-- Directive --
The entries are to be returned exactly, with images left out.

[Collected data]

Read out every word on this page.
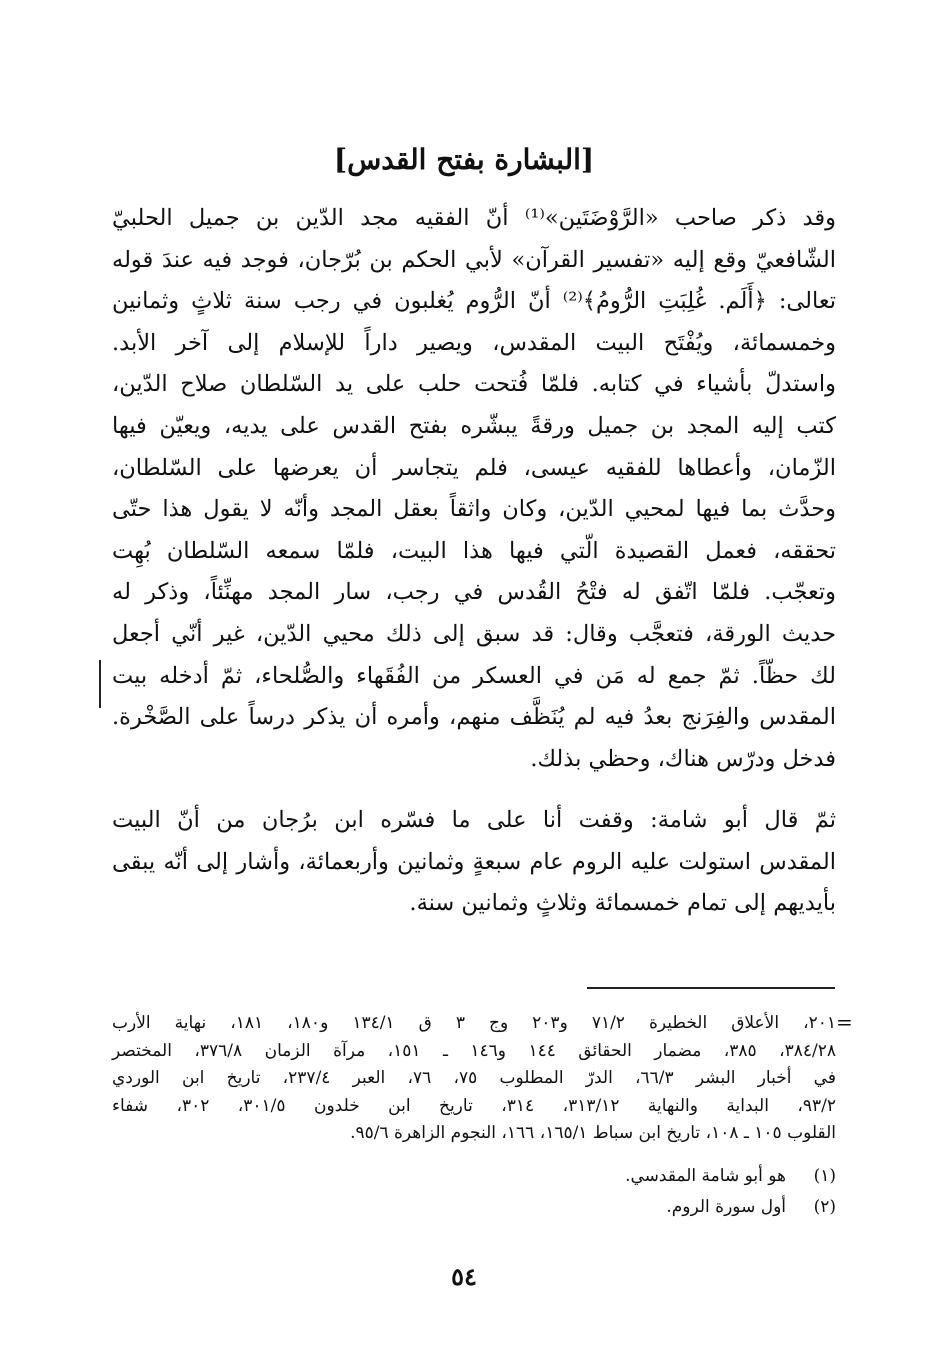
[البشارة بفتح القدس]
وقد ذكر صاحب «الرَّوْضَتَين»⁽¹⁾ أنّ الفقيه مجد الدّين بن جميل الحلبيّ
الشّافعيّ وقع إليه «تفسير القرآن» لأبي الحكم بن بُرّجان، فوجد فيه عندَ قوله
تعالى: ﴿أَلَم. غُلِبَتِ الرُّومُ﴾⁽²⁾ أنّ الرُّوم يُغلبون في رجب سنة ثلاثٍ وثمانين
وخمسمائة، ويُفْتَح البيت المقدس، ويصير داراً للإسلام إلى آخر الأبد.
واستدلّ بأشياء في كتابه. فلمّا فُتحت حلب على يد السّلطان صلاح الدّين،
كتب إليه المجد بن جميل ورقةً يبشّره بفتح القدس على يديه، ويعيّن فيها
الزّمان، وأعطاها للفقيه عيسى، فلم يتجاسر أن يعرضها على السّلطان،
وحدَّث بما فيها لمحيي الدّين، وكان واثقاً بعقل المجد وأنّه لا يقول هذا حتّى
تحققه، فعمل القصيدة الّتي فيها هذا البيت، فلمّا سمعه السّلطان بُهِت
وتعجّب. فلمّا اتّفق له فتْحُ القُدس في رجب، سار المجد مهنِّئاً، وذكر له
حديث الورقة، فتعجَّب وقال: قد سبق إلى ذلك محيي الدّين، غير أنّي أجعل
لك حظّاً. ثمّ جمع له مَن في العسكر من الفُقَهاء والصُّلحاء، ثمّ أدخله بيت
المقدس والفِرَنج بعدُ فيه لم يُنَظَّف منهم، وأمره أن يذكر درساً على الصَّخْرة.
فدخل ودرّس هناك، وحظي بذلك.
ثمّ قال أبو شامة: وقفت أنا على ما فسّره ابن برُجان من أنّ البيت
المقدس استولت عليه الروم عام سبعةٍ وثمانين وأربعمائة، وأشار إلى أنّه يبقى
بأيديهم إلى تمام خمسمائة وثلاثٍ وثمانين سنة.
=
٢٠١، الأعلاق الخطيرة ٧١/٢ و٢٠٣ وج ٣ ق ١٣٤/١ و١٨٠، ١٨١، نهاية الأرب
٣٨٤/٢٨، ٣٨٥، مضمار الحقائق ١٤٤ و١٤٦ ـ ١٥١، مرآة الزمان ٣٧٦/٨، المختصر
في أخبار البشر ٦٦/٣، الدرّ المطلوب ٧٥، ٧٦، العبر ٢٣٧/٤، تاريخ ابن الوردي
٩٣/٢، البداية والنهاية ٣١٣/١٢، ٣١٤، تاريخ ابن خلدون ٣٠١/٥، ٣٠٢، شفاء
القلوب ١٠٥ ـ ١٠٨، تاريخ ابن سباط ١٦٥/١، ١٦٦، النجوم الزاهرة ٩٥/٦.
(١)هو أبو شامة المقدسي.
(٢)أول سورة الروم.
٥٤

-- Output for this task --
Read out every word on this page.
[البشارة بفتح القدس]
وقد ذكر صاحب «الرَّوْضَتَين»⁽¹⁾ أنّ الفقيه مجد الدّين بن جميل الحلبيّ
الشّافعيّ وقع إليه «تفسير القرآن» لأبي الحكم بن بُرّجان، فوجد فيه عندَ قوله
تعالى: ﴿أَلَم. غُلِبَتِ الرُّومُ﴾⁽²⁾ أنّ الرُّوم يُغلبون في رجب سنة ثلاثٍ وثمانين
وخمسمائة، ويُفْتَح البيت المقدس، ويصير داراً للإسلام إلى آخر الأبد.
واستدلّ بأشياء في كتابه. فلمّا فُتحت حلب على يد السّلطان صلاح الدّين،
كتب إليه المجد بن جميل ورقةً يبشّره بفتح القدس على يديه، ويعيّن فيها
الزّمان، وأعطاها للفقيه عيسى، فلم يتجاسر أن يعرضها على السّلطان،
وحدَّث بما فيها لمحيي الدّين، وكان واثقاً بعقل المجد وأنّه لا يقول هذا حتّى
تحققه، فعمل القصيدة الّتي فيها هذا البيت، فلمّا سمعه السّلطان بُهِت
وتعجّب. فلمّا اتّفق له فتْحُ القُدس في رجب، سار المجد مهنِّئاً، وذكر له
حديث الورقة، فتعجَّب وقال: قد سبق إلى ذلك محيي الدّين، غير أنّي أجعل
لك حظّاً. ثمّ جمع له مَن في العسكر من الفُقَهاء والصُّلحاء، ثمّ أدخله بيت
المقدس والفِرَنج بعدُ فيه لم يُنَظَّف منهم، وأمره أن يذكر درساً على الصَّخْرة.
فدخل ودرّس هناك، وحظي بذلك.
ثمّ قال أبو شامة: وقفت أنا على ما فسّره ابن برُجان من أنّ البيت
المقدس استولت عليه الروم عام سبعةٍ وثمانين وأربعمائة، وأشار إلى أنّه يبقى
بأيديهم إلى تمام خمسمائة وثلاثٍ وثمانين سنة.
=
٢٠١، الأعلاق الخطيرة ٧١/٢ و٢٠٣ وج ٣ ق ١٣٤/١ و١٨٠، ١٨١، نهاية الأرب
٣٨٤/٢٨، ٣٨٥، مضمار الحقائق ١٤٤ و١٤٦ ـ ١٥١، مرآة الزمان ٣٧٦/٨، المختصر
في أخبار البشر ٦٦/٣، الدرّ المطلوب ٧٥، ٧٦، العبر ٢٣٧/٤، تاريخ ابن الوردي
٩٣/٢، البداية والنهاية ٣١٣/١٢، ٣١٤، تاريخ ابن خلدون ٣٠١/٥، ٣٠٢، شفاء
القلوب ١٠٥ ـ ١٠٨، تاريخ ابن سباط ١٦٥/١، ١٦٦، النجوم الزاهرة ٩٥/٦.
(١)هو أبو شامة المقدسي.
(٢)أول سورة الروم.
٥٤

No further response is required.